* Given task *
Repeat the material verbatim. Images are excluded from the copy.

* Records supplied *

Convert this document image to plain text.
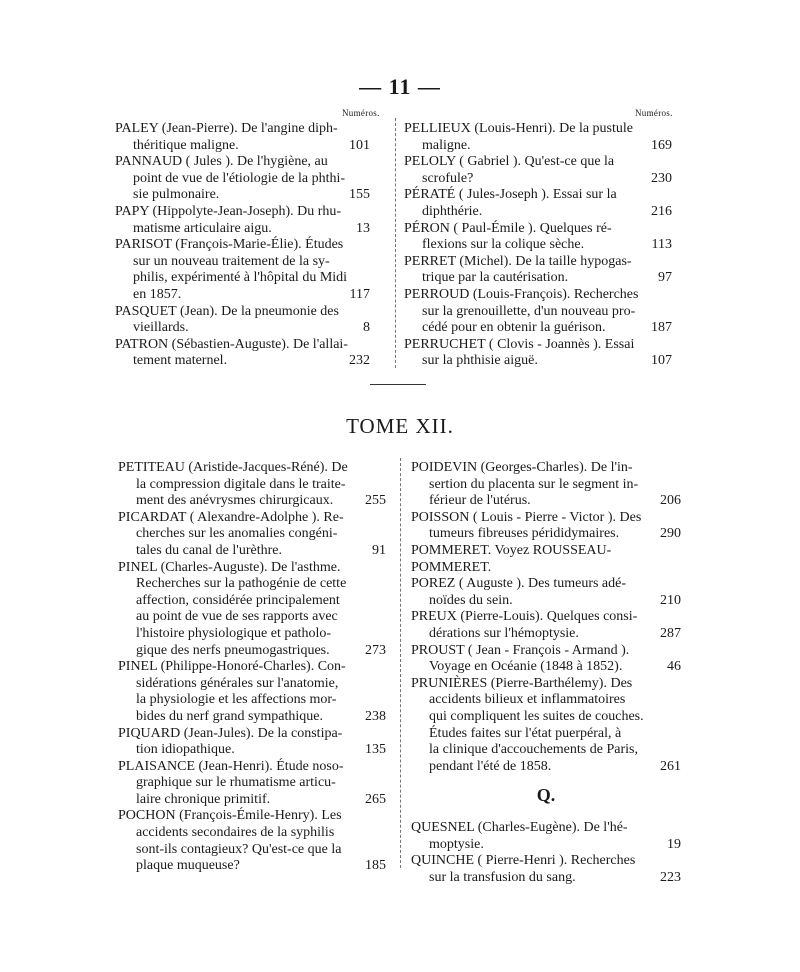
— 11 —
Numéros.	Numéros.
PALEY (Jean-Pierre). De l'angine diph-
théritique maligne.	101
PANNAUD ( Jules ). De l'hygiène, au
point de vue de l'étiologie de la phthi-
sie pulmonaire.	155
PAPY (Hippolyte-Jean-Joseph). Du rhu-
matisme articulaire aigu.	13
PARISOT (François-Marie-Élie). Études
sur un nouveau traitement de la sy-
philis, expérimenté à l'hôpital du Midi
en 1857.	117
PASQUET (Jean). De la pneumonie des
vieillards.	8
PATRON (Sébastien-Auguste). De l'allai-
tement maternel.	232
PELLIEUX (Louis-Henri). De la pustule
maligne.	169
PELOLY ( Gabriel ). Qu'est-ce que la
scrofule?	230
PÉRATÉ ( Jules-Joseph ). Essai sur la
diphthérie.	216
PÉRON ( Paul-Émile ). Quelques ré-
flexions sur la colique sèche.	113
PERRET (Michel). De la taille hypogas-
trique par la cautérisation.	97
PERROUD (Louis-François). Recherches
sur la grenouillette, d'un nouveau pro-
cédé pour en obtenir la guérison.	187
PERRUCHET ( Clovis - Joannès ). Essai
sur la phthisie aiguë.	107
TOME XII.
PETITEAU (Aristide-Jacques-Réné). De
la compression digitale dans le traite-
ment des anévrysmes chirurgicaux.	255
PICARDAT ( Alexandre-Adolphe ). Re-
cherches sur les anomalies congéni-
tales du canal de l'urèthre.	91
PINEL (Charles-Auguste). De l'asthme.
Recherches sur la pathogénie de cette
affection, considérée principalement
au point de vue de ses rapports avec
l'histoire physiologique et patholo-
gique des nerfs pneumogastriques.	273
PINEL (Philippe-Honoré-Charles). Con-
sidérations générales sur l'anatomie,
la physiologie et les affections mor-
bides du nerf grand sympathique.	238
PIQUARD (Jean-Jules). De la constipa-
tion idiopathique.	135
PLAISANCE (Jean-Henri). Étude noso-
graphique sur le rhumatisme articu-
laire chronique primitif.	265
POCHON (François-Émile-Henry). Les
accidents secondaires de la syphilis
sont-ils contagieux? Qu'est-ce que la
plaque muqueuse?	185
POIDEVIN (Georges-Charles). De l'in-
sertion du placenta sur le segment in-
férieur de l'utérus.	206
POISSON ( Louis - Pierre - Victor ). Des
tumeurs fibreuses pérididymaires.	290
POMMERET. Voyez ROUSSEAU-POMMERET.
POREZ ( Auguste ). Des tumeurs adé-
noïdes du sein.	210
PREUX (Pierre-Louis). Quelques consi-
dérations sur l'hémoptysie.	287
PROUST ( Jean - François - Armand ).
Voyage en Océanie (1848 à 1852).	46
PRUNIÈRES (Pierre-Barthélemy). Des
accidents bilieux et inflammatoires
qui compliquent les suites de couches.
Études faites sur l'état puerpéral, à
la clinique d'accouchements de Paris,
pendant l'été de 1858.	261
Q.
QUESNEL (Charles-Eugène). De l'hé-
moptysie.	19
QUINCHE ( Pierre-Henri ). Recherches
sur la transfusion du sang.	223
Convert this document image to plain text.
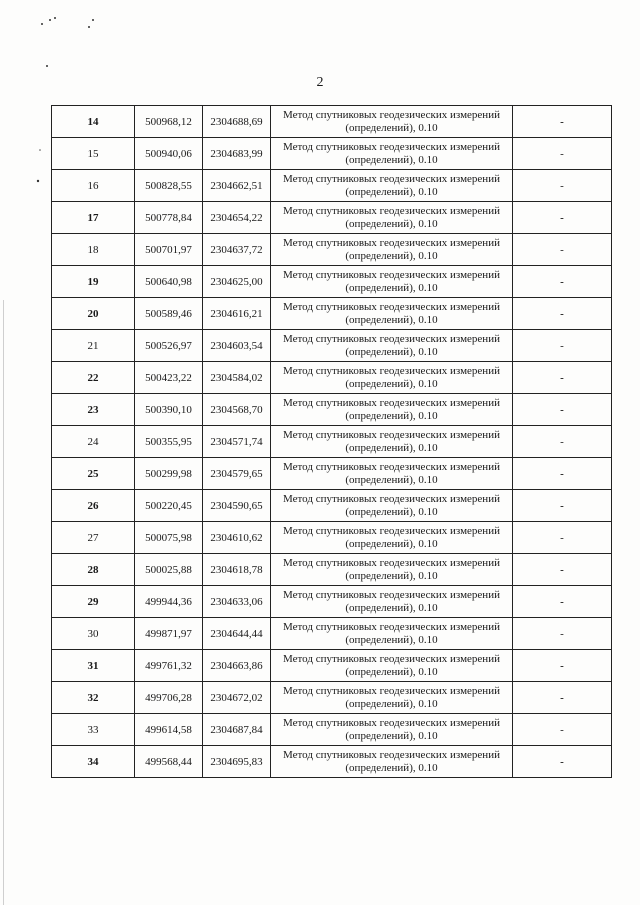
2
14	500968,12	2304688,69	Метод спутниковых геодезических измерений
(определений), 0.10	-
15	500940,06	2304683,99	Метод спутниковых геодезических измерений
(определений), 0.10	-
16	500828,55	2304662,51	Метод спутниковых геодезических измерений
(определений), 0.10	-
17	500778,84	2304654,22	Метод спутниковых геодезических измерений
(определений), 0.10	-
18	500701,97	2304637,72	Метод спутниковых геодезических измерений
(определений), 0.10	-
19	500640,98	2304625,00	Метод спутниковых геодезических измерений
(определений), 0.10	-
20	500589,46	2304616,21	Метод спутниковых геодезических измерений
(определений), 0.10	-
21	500526,97	2304603,54	Метод спутниковых геодезических измерений
(определений), 0.10	-
22	500423,22	2304584,02	Метод спутниковых геодезических измерений
(определений), 0.10	-
23	500390,10	2304568,70	Метод спутниковых геодезических измерений
(определений), 0.10	-
24	500355,95	2304571,74	Метод спутниковых геодезических измерений
(определений), 0.10	-
25	500299,98	2304579,65	Метод спутниковых геодезических измерений
(определений), 0.10	-
26	500220,45	2304590,65	Метод спутниковых геодезических измерений
(определений), 0.10	-
27	500075,98	2304610,62	Метод спутниковых геодезических измерений
(определений), 0.10	-
28	500025,88	2304618,78	Метод спутниковых геодезических измерений
(определений), 0.10	-
29	499944,36	2304633,06	Метод спутниковых геодезических измерений
(определений), 0.10	-
30	499871,97	2304644,44	Метод спутниковых геодезических измерений
(определений), 0.10	-
31	499761,32	2304663,86	Метод спутниковых геодезических измерений
(определений), 0.10	-
32	499706,28	2304672,02	Метод спутниковых геодезических измерений
(определений), 0.10	-
33	499614,58	2304687,84	Метод спутниковых геодезических измерений
(определений), 0.10	-
34	499568,44	2304695,83	Метод спутниковых геодезических измерений
(определений), 0.10	-
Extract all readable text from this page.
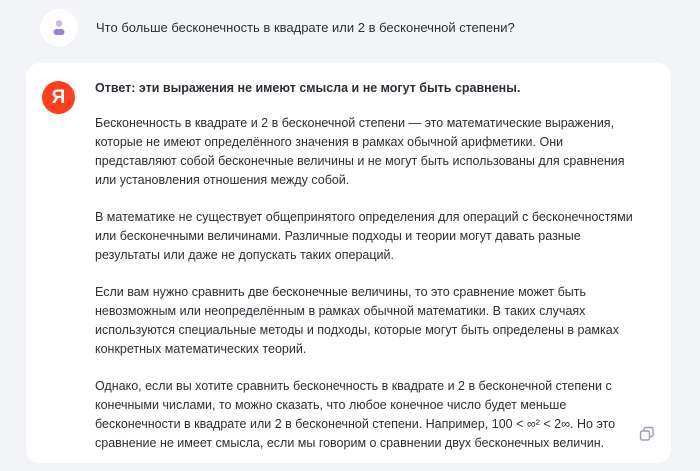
Что больше бесконечность в квадрате или 2 в бесконечной степени?
Я	Ответ: эти выражения не имеют смысла и не могут быть сравнены.

Бесконечность в квадрате и 2 в бесконечной степени — это математические выражения, которые не имеют определённого значения в рамках обычной арифметики. Они представляют собой бесконечные величины и не могут быть использованы для сравнения или установления отношения между собой.

В математике не существует общепринятого определения для операций с бесконечностями или бесконечными величинами. Различные подходы и теории могут давать разные результаты или даже не допускать таких операций.

Если вам нужно сравнить две бесконечные величины, то это сравнение может быть невозможным или неопределённым в рамках обычной математики. В таких случаях используются специальные методы и подходы, которые могут быть определены в рамках конкретных математических теорий.

Однако, если вы хотите сравнить бесконечность в квадрате и 2 в бесконечной степени с конечными числами, то можно сказать, что любое конечное число будет меньше бесконечности в квадрате или 2 в бесконечной степени. Например, 100 < ∞² < 2∞. Но это сравнение не имеет смысла, если мы говорим о сравнении двух бесконечных величин.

* Complete response *
Convert this document image to plain text.
— 11 —
Numéros.	Numéros.
PALEY (Jean-Pierre). De l'angine diph-
théritique maligne.	101
PANNAUD ( Jules ). De l'hygiène, au
point de vue de l'étiologie de la phthi-
sie pulmonaire.	155
PAPY (Hippolyte-Jean-Joseph). Du rhu-
matisme articulaire aigu.	13
PARISOT (François-Marie-Élie). Études
sur un nouveau traitement de la sy-
philis, expérimenté à l'hôpital du Midi
en 1857.	117
PASQUET (Jean). De la pneumonie des
vieillards.	8
PATRON (Sébastien-Auguste). De l'allai-
tement maternel.	232
PELLIEUX (Louis-Henri). De la pustule
maligne.	169
PELOLY ( Gabriel ). Qu'est-ce que la
scrofule?	230
PÉRATÉ ( Jules-Joseph ). Essai sur la
diphthérie.	216
PÉRON ( Paul-Émile ). Quelques ré-
flexions sur la colique sèche.	113
PERRET (Michel). De la taille hypogas-
trique par la cautérisation.	97
PERROUD (Louis-François). Recherches
sur la grenouillette, d'un nouveau pro-
cédé pour en obtenir la guérison.	187
PERRUCHET ( Clovis - Joannès ). Essai
sur la phthisie aiguë.	107
TOME XII.
PETITEAU (Aristide-Jacques-Réné). De
la compression digitale dans le traite-
ment des anévrysmes chirurgicaux.	255
PICARDAT ( Alexandre-Adolphe ). Re-
cherches sur les anomalies congéni-
tales du canal de l'urèthre.	91
PINEL (Charles-Auguste). De l'asthme.
Recherches sur la pathogénie de cette
affection, considérée principalement
au point de vue de ses rapports avec
l'histoire physiologique et patholo-
gique des nerfs pneumogastriques.	273
PINEL (Philippe-Honoré-Charles). Con-
sidérations générales sur l'anatomie,
la physiologie et les affections mor-
bides du nerf grand sympathique.	238
PIQUARD (Jean-Jules). De la constipa-
tion idiopathique.	135
PLAISANCE (Jean-Henri). Étude noso-
graphique sur le rhumatisme articu-
laire chronique primitif.	265
POCHON (François-Émile-Henry). Les
accidents secondaires de la syphilis
sont-ils contagieux? Qu'est-ce que la
plaque muqueuse?	185
POIDEVIN (Georges-Charles). De l'in-
sertion du placenta sur le segment in-
férieur de l'utérus.	206
POISSON ( Louis - Pierre - Victor ). Des
tumeurs fibreuses pérididymaires.	290
POMMERET. Voyez ROUSSEAU-POMMERET.
POREZ ( Auguste ). Des tumeurs adé-
noïdes du sein.	210
PREUX (Pierre-Louis). Quelques consi-
dérations sur l'hémoptysie.	287
PROUST ( Jean - François - Armand ).
Voyage en Océanie (1848 à 1852).	46
PRUNIÈRES (Pierre-Barthélemy). Des
accidents bilieux et inflammatoires
qui compliquent les suites de couches.
Études faites sur l'état puerpéral, à
la clinique d'accouchements de Paris,
pendant l'été de 1858.	261
Q.
QUESNEL (Charles-Eugène). De l'hé-
moptysie.	19
QUINCHE ( Pierre-Henri ). Recherches
sur la transfusion du sang.	223
Convert this document image to plain text.
2
14	500968,12	2304688,69	Метод спутниковых геодезических измерений
(определений), 0.10	-
15	500940,06	2304683,99	Метод спутниковых геодезических измерений
(определений), 0.10	-
16	500828,55	2304662,51	Метод спутниковых геодезических измерений
(определений), 0.10	-
17	500778,84	2304654,22	Метод спутниковых геодезических измерений
(определений), 0.10	-
18	500701,97	2304637,72	Метод спутниковых геодезических измерений
(определений), 0.10	-
19	500640,98	2304625,00	Метод спутниковых геодезических измерений
(определений), 0.10	-
20	500589,46	2304616,21	Метод спутниковых геодезических измерений
(определений), 0.10	-
21	500526,97	2304603,54	Метод спутниковых геодезических измерений
(определений), 0.10	-
22	500423,22	2304584,02	Метод спутниковых геодезических измерений
(определений), 0.10	-
23	500390,10	2304568,70	Метод спутниковых геодезических измерений
(определений), 0.10	-
24	500355,95	2304571,74	Метод спутниковых геодезических измерений
(определений), 0.10	-
25	500299,98	2304579,65	Метод спутниковых геодезических измерений
(определений), 0.10	-
26	500220,45	2304590,65	Метод спутниковых геодезических измерений
(определений), 0.10	-
27	500075,98	2304610,62	Метод спутниковых геодезических измерений
(определений), 0.10	-
28	500025,88	2304618,78	Метод спутниковых геодезических измерений
(определений), 0.10	-
29	499944,36	2304633,06	Метод спутниковых геодезических измерений
(определений), 0.10	-
30	499871,97	2304644,44	Метод спутниковых геодезических измерений
(определений), 0.10	-
31	499761,32	2304663,86	Метод спутниковых геодезических измерений
(определений), 0.10	-
32	499706,28	2304672,02	Метод спутниковых геодезических измерений
(определений), 0.10	-
33	499614,58	2304687,84	Метод спутниковых геодезических измерений
(определений), 0.10	-
34	499568,44	2304695,83	Метод спутниковых геодезических измерений
(определений), 0.10	-
Extract all readable text from this page.
Что больше бесконечность в квадрате или 2 в бесконечной степени?
Я	Ответ: эти выражения не имеют смысла и не могут быть сравнены.

Бесконечность в квадрате и 2 в бесконечной степени — это математические выражения, которые не имеют определённого значения в рамках обычной арифметики. Они представляют собой бесконечные величины и не могут быть использованы для сравнения или установления отношения между собой.

В математике не существует общепринятого определения для операций с бесконечностями или бесконечными величинами. Различные подходы и теории могут давать разные результаты или даже не допускать таких операций.

Если вам нужно сравнить две бесконечные величины, то это сравнение может быть невозможным или неопределённым в рамках обычной математики. В таких случаях используются специальные методы и подходы, которые могут быть определены в рамках конкретных математических теорий.

Однако, если вы хотите сравнить бесконечность в квадрате и 2 в бесконечной степени с конечными числами, то можно сказать, что любое конечное число будет меньше бесконечности в квадрате или 2 в бесконечной степени. Например, 100 < ∞² < 2∞. Но это сравнение не имеет смысла, если мы говорим о сравнении двух бесконечных величин.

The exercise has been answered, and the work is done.